Task objective: Collect all lines containing the word "down" from the data.

══════════

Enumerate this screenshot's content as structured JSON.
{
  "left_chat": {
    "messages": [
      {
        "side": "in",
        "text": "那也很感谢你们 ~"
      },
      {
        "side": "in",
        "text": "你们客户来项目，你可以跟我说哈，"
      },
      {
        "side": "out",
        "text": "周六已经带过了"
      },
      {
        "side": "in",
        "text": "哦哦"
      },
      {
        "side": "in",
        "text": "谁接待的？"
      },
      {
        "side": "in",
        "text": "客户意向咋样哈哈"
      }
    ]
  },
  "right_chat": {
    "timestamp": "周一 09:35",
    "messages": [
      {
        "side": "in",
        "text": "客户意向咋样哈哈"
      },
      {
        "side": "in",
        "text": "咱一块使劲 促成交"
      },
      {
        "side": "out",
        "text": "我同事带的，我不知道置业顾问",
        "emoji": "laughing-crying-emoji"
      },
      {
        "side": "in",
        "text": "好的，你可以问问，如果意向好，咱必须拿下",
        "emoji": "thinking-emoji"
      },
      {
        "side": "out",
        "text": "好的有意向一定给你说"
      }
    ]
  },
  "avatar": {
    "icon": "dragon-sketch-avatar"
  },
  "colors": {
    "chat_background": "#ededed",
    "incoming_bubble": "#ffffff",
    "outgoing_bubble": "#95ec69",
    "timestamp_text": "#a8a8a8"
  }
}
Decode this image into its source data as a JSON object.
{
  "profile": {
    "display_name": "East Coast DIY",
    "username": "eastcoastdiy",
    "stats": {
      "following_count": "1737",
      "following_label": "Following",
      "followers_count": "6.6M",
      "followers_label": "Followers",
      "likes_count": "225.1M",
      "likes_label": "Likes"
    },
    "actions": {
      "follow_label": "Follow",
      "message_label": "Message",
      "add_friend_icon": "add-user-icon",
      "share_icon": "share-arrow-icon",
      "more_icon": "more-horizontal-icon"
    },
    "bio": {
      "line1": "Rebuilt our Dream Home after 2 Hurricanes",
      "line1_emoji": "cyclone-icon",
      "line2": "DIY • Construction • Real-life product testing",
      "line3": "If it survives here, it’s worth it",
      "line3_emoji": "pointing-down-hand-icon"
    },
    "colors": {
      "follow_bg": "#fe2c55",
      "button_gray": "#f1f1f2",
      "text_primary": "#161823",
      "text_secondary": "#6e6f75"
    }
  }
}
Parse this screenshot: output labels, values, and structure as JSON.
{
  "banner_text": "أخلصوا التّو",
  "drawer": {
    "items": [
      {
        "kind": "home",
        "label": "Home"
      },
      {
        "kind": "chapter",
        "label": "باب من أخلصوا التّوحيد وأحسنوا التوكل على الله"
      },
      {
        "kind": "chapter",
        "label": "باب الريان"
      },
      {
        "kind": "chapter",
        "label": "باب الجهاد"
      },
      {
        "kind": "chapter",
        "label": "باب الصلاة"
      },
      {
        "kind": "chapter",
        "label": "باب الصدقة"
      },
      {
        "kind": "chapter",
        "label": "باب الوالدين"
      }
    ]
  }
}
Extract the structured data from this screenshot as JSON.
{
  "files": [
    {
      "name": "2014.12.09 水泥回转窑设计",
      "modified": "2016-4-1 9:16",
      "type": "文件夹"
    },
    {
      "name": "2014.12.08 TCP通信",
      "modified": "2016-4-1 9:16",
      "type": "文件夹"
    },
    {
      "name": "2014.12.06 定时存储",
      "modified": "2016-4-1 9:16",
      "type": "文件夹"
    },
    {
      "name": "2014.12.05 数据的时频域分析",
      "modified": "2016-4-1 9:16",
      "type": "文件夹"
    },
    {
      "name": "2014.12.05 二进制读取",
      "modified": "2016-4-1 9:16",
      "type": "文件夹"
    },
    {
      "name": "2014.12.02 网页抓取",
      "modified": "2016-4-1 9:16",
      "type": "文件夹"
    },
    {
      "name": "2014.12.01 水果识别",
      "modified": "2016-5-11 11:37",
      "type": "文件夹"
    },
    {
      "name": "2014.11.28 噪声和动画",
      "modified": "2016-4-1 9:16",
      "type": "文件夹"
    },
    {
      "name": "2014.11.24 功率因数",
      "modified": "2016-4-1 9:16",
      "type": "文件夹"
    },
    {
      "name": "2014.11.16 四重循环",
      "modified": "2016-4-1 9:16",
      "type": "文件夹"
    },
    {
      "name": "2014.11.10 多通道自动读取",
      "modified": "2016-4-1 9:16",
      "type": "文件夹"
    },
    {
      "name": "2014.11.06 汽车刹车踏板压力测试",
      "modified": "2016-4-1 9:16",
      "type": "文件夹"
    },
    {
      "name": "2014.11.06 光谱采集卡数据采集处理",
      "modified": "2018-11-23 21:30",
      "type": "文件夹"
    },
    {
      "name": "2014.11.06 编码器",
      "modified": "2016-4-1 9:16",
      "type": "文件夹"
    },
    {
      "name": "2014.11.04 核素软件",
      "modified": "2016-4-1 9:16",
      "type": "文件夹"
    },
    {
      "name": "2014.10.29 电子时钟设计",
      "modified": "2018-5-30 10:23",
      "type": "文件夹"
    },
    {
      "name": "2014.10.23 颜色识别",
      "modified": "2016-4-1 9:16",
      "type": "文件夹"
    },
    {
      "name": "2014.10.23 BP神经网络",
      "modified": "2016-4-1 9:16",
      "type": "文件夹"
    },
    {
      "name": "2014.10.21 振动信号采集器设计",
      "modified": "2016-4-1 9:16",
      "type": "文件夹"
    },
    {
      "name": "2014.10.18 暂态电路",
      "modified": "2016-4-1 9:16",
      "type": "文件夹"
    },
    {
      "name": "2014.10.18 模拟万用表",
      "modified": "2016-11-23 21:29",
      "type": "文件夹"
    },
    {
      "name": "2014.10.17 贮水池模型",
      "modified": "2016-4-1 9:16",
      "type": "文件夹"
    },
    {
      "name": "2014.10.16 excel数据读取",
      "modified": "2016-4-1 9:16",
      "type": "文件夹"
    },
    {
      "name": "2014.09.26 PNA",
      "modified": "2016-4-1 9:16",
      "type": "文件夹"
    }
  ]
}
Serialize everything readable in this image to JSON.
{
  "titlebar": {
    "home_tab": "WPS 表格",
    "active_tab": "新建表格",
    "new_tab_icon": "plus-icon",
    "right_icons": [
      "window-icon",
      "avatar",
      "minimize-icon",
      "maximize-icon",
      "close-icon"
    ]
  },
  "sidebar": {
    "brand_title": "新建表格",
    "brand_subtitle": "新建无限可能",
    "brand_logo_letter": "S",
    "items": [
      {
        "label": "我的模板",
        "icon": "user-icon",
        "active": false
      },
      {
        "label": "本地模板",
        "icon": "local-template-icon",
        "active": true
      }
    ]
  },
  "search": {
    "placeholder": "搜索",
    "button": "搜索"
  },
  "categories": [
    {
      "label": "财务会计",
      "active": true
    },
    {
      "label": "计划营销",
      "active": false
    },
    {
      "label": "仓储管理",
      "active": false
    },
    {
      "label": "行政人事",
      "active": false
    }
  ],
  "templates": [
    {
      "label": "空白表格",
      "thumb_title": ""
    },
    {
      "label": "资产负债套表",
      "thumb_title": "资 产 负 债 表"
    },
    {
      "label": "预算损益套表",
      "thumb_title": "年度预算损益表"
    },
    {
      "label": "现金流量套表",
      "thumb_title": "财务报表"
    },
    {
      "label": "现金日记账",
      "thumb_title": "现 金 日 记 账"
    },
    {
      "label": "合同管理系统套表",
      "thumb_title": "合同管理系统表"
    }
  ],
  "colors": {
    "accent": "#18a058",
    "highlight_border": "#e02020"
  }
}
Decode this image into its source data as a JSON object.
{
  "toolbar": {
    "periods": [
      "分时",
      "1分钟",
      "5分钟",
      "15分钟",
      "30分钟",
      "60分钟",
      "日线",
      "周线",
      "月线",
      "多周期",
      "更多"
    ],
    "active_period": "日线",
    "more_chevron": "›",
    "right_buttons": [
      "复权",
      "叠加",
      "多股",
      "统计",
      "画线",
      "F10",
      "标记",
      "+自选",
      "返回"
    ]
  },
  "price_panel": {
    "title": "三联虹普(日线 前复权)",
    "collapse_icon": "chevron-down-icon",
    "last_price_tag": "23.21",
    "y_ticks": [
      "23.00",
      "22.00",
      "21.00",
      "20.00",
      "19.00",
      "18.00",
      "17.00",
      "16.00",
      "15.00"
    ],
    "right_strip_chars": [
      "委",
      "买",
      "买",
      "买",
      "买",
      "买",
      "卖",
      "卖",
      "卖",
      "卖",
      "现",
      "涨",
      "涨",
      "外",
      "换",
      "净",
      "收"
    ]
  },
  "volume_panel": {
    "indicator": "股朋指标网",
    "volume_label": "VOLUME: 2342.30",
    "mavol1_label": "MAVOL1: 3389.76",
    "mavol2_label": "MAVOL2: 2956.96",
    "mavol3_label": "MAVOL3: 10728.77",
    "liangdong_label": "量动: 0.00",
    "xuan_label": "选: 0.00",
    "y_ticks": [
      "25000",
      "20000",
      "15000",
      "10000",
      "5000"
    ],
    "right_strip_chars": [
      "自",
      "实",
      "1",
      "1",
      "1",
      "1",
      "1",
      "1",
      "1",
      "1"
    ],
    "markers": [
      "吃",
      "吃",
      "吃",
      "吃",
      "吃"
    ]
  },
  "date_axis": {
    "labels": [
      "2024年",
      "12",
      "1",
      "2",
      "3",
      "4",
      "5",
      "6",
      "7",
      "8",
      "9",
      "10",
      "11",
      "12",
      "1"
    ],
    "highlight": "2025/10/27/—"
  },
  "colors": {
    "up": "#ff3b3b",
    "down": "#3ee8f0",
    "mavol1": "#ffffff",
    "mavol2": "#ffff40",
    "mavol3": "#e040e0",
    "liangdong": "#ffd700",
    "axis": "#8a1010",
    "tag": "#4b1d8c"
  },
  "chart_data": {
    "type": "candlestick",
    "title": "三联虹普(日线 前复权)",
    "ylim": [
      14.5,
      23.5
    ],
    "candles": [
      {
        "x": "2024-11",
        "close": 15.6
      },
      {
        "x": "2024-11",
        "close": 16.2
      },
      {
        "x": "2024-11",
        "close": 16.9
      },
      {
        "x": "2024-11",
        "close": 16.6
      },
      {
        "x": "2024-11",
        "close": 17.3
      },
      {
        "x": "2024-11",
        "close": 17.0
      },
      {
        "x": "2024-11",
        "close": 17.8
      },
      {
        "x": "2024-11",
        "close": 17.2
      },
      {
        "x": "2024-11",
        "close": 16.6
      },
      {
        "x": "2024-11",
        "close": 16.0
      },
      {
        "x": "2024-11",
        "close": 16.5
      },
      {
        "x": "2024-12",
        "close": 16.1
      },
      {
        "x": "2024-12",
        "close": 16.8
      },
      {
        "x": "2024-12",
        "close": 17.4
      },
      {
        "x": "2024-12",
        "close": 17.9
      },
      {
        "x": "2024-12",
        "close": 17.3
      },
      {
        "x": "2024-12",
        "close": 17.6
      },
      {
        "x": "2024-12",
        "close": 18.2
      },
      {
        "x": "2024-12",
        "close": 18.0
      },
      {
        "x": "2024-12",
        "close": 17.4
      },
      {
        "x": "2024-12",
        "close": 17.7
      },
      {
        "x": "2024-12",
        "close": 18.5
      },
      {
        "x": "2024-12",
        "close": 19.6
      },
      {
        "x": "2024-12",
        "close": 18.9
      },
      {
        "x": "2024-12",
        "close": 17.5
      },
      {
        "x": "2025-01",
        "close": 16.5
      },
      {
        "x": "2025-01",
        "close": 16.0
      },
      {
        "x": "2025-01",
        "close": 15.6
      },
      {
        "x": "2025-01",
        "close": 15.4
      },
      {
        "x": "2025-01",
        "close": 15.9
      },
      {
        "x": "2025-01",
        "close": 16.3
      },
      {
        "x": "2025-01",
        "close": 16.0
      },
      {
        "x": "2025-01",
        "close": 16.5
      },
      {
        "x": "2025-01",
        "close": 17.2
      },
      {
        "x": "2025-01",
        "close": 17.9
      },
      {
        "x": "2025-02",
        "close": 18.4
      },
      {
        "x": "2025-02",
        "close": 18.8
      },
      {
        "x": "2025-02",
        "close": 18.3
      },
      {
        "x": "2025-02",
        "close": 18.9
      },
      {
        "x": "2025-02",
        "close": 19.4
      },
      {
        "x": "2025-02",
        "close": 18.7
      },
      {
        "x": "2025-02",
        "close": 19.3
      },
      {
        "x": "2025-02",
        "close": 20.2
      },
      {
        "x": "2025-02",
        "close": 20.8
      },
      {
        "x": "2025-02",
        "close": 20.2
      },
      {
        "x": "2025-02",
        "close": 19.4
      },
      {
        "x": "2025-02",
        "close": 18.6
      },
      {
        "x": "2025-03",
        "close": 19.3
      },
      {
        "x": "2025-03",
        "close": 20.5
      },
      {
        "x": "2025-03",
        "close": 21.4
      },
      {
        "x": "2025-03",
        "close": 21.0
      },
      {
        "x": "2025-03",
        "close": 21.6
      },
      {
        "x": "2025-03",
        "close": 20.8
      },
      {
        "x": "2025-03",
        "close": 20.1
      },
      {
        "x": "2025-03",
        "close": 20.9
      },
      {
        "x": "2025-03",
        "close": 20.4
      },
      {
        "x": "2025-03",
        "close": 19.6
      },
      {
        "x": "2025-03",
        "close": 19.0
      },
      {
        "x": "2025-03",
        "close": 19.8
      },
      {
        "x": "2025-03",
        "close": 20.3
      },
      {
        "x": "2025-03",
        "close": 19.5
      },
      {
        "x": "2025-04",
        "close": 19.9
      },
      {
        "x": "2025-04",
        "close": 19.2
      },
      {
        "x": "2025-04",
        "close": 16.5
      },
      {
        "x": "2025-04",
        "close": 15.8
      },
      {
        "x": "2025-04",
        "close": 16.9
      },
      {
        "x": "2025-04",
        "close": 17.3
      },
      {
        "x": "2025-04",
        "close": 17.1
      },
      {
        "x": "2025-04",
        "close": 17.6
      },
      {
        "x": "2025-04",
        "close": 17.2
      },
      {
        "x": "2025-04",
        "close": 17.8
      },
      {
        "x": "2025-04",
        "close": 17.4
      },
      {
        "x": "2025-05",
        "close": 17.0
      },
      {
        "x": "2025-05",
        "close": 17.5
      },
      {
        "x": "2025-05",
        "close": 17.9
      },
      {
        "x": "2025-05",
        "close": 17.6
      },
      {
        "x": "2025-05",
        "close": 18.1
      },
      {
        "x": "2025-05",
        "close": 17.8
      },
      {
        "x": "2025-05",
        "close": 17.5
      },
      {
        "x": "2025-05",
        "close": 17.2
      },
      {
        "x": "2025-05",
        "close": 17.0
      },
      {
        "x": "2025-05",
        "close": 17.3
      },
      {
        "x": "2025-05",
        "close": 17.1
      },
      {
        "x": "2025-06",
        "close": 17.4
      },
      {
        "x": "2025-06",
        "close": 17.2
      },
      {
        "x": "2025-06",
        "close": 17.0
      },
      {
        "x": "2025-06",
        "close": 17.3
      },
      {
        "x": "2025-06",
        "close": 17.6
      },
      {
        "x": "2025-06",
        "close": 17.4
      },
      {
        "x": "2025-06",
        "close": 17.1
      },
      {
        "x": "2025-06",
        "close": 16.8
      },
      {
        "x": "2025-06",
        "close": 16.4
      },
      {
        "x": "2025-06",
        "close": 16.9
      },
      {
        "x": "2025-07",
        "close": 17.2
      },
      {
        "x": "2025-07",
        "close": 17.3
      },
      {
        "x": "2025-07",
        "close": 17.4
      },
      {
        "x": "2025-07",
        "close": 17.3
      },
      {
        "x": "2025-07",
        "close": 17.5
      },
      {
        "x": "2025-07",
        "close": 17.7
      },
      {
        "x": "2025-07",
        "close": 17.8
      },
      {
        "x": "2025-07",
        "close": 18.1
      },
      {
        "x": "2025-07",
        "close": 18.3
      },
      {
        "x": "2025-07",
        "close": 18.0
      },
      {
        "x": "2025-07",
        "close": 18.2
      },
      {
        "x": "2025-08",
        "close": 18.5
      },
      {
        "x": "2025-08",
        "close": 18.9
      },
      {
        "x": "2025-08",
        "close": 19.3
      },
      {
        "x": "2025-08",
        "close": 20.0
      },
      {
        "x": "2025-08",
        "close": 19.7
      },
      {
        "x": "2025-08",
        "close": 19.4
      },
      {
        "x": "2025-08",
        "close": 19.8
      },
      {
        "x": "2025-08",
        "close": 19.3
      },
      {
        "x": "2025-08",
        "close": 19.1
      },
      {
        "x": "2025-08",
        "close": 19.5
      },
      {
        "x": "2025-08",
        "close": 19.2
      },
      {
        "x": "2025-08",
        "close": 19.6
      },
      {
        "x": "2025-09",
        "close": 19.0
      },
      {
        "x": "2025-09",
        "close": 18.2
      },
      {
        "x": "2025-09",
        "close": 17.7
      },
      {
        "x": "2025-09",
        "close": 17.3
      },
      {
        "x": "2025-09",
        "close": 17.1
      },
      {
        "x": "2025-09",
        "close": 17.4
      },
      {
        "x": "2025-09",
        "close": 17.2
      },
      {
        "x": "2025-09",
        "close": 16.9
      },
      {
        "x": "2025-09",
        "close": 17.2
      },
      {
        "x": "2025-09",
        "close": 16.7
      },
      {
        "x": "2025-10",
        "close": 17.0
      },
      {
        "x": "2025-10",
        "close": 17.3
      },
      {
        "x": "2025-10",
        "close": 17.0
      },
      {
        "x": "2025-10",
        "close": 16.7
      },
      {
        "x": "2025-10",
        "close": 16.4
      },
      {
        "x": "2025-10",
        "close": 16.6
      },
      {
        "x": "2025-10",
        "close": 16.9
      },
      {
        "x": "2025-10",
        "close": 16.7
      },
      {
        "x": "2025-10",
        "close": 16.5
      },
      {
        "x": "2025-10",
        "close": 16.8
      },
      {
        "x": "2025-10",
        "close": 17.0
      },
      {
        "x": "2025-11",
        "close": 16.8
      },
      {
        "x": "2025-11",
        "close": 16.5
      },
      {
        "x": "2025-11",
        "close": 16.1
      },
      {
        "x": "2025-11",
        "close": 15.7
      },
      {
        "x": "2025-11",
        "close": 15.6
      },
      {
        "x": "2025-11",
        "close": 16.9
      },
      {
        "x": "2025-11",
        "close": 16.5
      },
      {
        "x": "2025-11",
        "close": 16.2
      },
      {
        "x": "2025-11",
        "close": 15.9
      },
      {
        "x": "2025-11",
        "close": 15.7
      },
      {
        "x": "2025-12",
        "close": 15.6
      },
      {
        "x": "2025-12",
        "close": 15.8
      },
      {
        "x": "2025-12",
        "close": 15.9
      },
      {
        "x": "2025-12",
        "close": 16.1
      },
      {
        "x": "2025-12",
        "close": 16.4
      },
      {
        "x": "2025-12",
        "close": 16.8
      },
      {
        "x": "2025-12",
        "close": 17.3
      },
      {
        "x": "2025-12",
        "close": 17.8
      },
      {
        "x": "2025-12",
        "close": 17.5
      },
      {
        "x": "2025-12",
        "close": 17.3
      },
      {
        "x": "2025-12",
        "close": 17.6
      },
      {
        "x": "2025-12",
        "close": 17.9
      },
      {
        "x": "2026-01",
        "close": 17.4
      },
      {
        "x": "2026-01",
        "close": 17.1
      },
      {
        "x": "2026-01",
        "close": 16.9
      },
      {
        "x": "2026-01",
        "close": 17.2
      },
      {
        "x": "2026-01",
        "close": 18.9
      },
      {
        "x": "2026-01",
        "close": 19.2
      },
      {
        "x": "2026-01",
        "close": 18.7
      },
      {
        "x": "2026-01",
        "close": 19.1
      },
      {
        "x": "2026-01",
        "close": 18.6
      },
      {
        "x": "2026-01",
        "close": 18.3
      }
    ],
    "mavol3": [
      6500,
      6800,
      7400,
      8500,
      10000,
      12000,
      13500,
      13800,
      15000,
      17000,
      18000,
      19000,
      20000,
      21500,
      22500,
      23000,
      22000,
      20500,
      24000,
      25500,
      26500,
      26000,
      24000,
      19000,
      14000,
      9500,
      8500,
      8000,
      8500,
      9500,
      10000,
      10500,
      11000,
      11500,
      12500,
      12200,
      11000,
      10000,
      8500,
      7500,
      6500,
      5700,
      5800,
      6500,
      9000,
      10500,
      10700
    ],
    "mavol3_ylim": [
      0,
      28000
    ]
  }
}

══════════

The solution:
      "line3_emoji": "pointing-down-hand-icon"
    "collapse_icon": "chevron-down-icon",
    "down": "#3ee8f0",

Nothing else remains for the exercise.